◆ Required task 1 ◆
Answer these questions from the article on variational autoencoders:
(a) Which two options for reconstruction loss does the article say the probabilistic line of thinking can help choose between?
(b) On what date was the article published?
(c) Why does sampling computation not need to multiply by $p(x_i)$?
◆ Required task 2 ◆
Please translate this sentence from the article on variational autoencoders into French: "Gaining only an intuitive understanding is clearly not enough."
◆ Required task 3 ◆
Carry on the article on variational autoencoders from its final paragraph.

Variational Autoencoders (Part 2): From a Bayesian Perspective

By 苏剑林 | March 28, 2018

Origins

A few days ago, I wrote the blog post "Variational Autoencoders (Part 1): So That's How It Is", which understood Variational Autoencoders (VAE) from a relatively intuitive perspective. From the viewpoint of that article, a VAE is not much different from a standard autoencoder, except for the addition of noise and constraints on that noise. However, my original intention for wanting to understand VAEs was to see exactly how the probabilistic graphical models of the Bayesian school work in conjunction with Deep Learning. Gaining only an intuitive understanding is clearly not enough. Therefore, I continued to think about VAEs for a few days, attempting to explain them clearly using more general, probabilistic language. In fact, this line of thinking can answer questions that the intuitive understanding cannot, such as whether it is better to use MSE or Cross-Entropy for reconstruction loss, how to balance the reconstruction loss and the KL loss, and so on.

It is recommended to read "Variational Autoencoders (Part 1): So That's How It Is" before reading this article. This post will try to avoid overlapping with the previous content as much as possible.

Preparation

Before entering the description of VAE, I think it is necessary to explain some conceptual content.

Numerical Computation vs. Sampling Computation

For readers who are not very familiar with probability and statistics, two easily confused concepts are numerical computation and sampling computation. Some readers have expressed similar confusion in "The Three Flavors of Capsule: Matrix Capsule and EM Routing". For example, if the probability density function $p(x)$ is known, then the expectation of $x$ is defined as:

\begin{equation} \mathbb{E}[x] = \int x p(x)dx\tag{1} \end{equation}

If you want to perform numerical computation (numerical integration) on it, you can select several representative points $x_0 < x_1 < x_2 < \dots < x_n$, and then obtain:

\begin{equation} \mathbb{E}[x] \approx \sum_{i=1}^n x_i p(x_i) \left(x_i - x_{i-1}\right)\tag{2} \end{equation}

I won't discuss what "representative" means here, nor the methods for improving numerical precision. This is written to contrast it with sampling computation. If we sample several points $x_1, x_2, \dots, x_n$ from $p(x)$, then we have:

\begin{equation} \mathbb{E}[x] \approx \frac{1}{n}\sum_{i=1}^n x_i,\quad x_i \sim p(x)\tag{3} \end{equation}

We can compare $(2)$ with $(3)$. Their main difference is that $(2)$ includes the calculation of probability, while $(3)$ only involves the calculation of $x$. This is because in $(3)$, $x_i$ is sampled according to the probability from $p(x)$; regions with higher probability result in $x_i$ appearing more frequently. Therefore, it can be said that the sampling results already contain $p(x)$ within them, so there is no need to multiply by $p(x_i)$ anymore.

◆ Stored records ◆
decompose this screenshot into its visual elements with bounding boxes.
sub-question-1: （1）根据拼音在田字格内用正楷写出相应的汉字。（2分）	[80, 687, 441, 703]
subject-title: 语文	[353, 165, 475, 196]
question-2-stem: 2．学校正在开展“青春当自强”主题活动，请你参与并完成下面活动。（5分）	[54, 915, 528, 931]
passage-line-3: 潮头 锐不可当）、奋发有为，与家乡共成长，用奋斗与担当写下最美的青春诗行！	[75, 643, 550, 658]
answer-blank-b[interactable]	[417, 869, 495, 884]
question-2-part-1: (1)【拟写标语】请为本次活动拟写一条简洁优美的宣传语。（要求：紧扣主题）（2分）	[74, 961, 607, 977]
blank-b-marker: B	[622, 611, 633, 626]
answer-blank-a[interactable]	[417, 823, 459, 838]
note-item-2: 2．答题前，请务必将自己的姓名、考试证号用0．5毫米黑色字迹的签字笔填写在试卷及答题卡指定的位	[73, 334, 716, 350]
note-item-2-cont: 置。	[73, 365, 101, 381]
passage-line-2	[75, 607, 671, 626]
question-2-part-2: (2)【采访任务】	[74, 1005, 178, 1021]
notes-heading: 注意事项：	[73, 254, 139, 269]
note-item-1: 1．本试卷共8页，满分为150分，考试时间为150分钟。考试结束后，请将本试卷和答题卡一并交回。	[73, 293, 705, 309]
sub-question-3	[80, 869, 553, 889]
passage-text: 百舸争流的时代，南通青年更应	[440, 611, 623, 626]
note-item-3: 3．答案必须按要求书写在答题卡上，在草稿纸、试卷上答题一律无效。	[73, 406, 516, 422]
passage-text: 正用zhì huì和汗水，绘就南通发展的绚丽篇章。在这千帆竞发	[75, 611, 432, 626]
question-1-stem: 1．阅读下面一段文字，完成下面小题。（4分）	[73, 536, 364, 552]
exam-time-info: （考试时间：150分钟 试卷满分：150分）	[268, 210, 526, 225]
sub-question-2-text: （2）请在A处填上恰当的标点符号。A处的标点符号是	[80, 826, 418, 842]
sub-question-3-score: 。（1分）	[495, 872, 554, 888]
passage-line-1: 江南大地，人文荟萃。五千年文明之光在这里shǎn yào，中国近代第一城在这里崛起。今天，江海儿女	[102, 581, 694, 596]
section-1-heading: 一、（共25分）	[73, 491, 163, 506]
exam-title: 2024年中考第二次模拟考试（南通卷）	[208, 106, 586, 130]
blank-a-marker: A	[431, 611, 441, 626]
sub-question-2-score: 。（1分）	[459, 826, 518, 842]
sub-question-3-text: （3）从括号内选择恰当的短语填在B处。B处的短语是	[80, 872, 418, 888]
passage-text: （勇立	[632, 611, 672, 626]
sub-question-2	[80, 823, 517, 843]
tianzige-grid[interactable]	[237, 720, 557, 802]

◆ Output 1 ◆
(a) MSE and Cross-Entropy.
(b) March 28, 2018.
(c) The sampling results already contain $p(x)$, because points are drawn according to $p(x)$ and values in higher-probability regions appear more often.

◆ Output 2 ◆
Acquérir seulement une compréhension intuitive n'est clairement pas suffisant.

◆ Output 3 ◆
More generally, we can write:

\begin{equation} \mathbb{E}_{x\sim p(x)}[f(x)] = \int f(x)p(x)dx \approx \frac{1}{n}\sum_{i=1}^n f(x_i),\quad x_i\sim p(x)\tag{4} \end{equation}

This is the foundation of Monte Carlo simulation.

KL Divergence and Variational Inference

We usually use KL divergence to measure the difference between two probability distributions $p(x)$ and $q(x)$, defined as:

\begin{equation} KL\Big(p(x)\Big\Vert q(x)\Big) = \int p(x)\ln \frac{p(x)}{q(x)} dx=\mathbb{E}_{x\sim p(x)}\left[\ln \frac{p(x)}{q(x)}\right]\tag{5} \end{equation}

The main property of KL divergence is non-negativity. If $p(x)$ is fixed, then $KL\Big(p(x)\Big\Vert q(x)\Big)=0 \Leftrightarrow p(x)=q(x)$; if $q(x)$ is fixed, it also holds that $KL\Big(p(x)\Big\Vert q(x)\Big)=0 \Leftrightarrow p(x)=q(x)$. That is to say, regardless of which one is fixed, minimizing the KL divergence results in the two being as equal as possible. The strict proof of this point requires variational methods, and in fact, the "V" in VAE (Variational) exists because the derivation of VAE involves KL divergence (which in turn involves variational calculus).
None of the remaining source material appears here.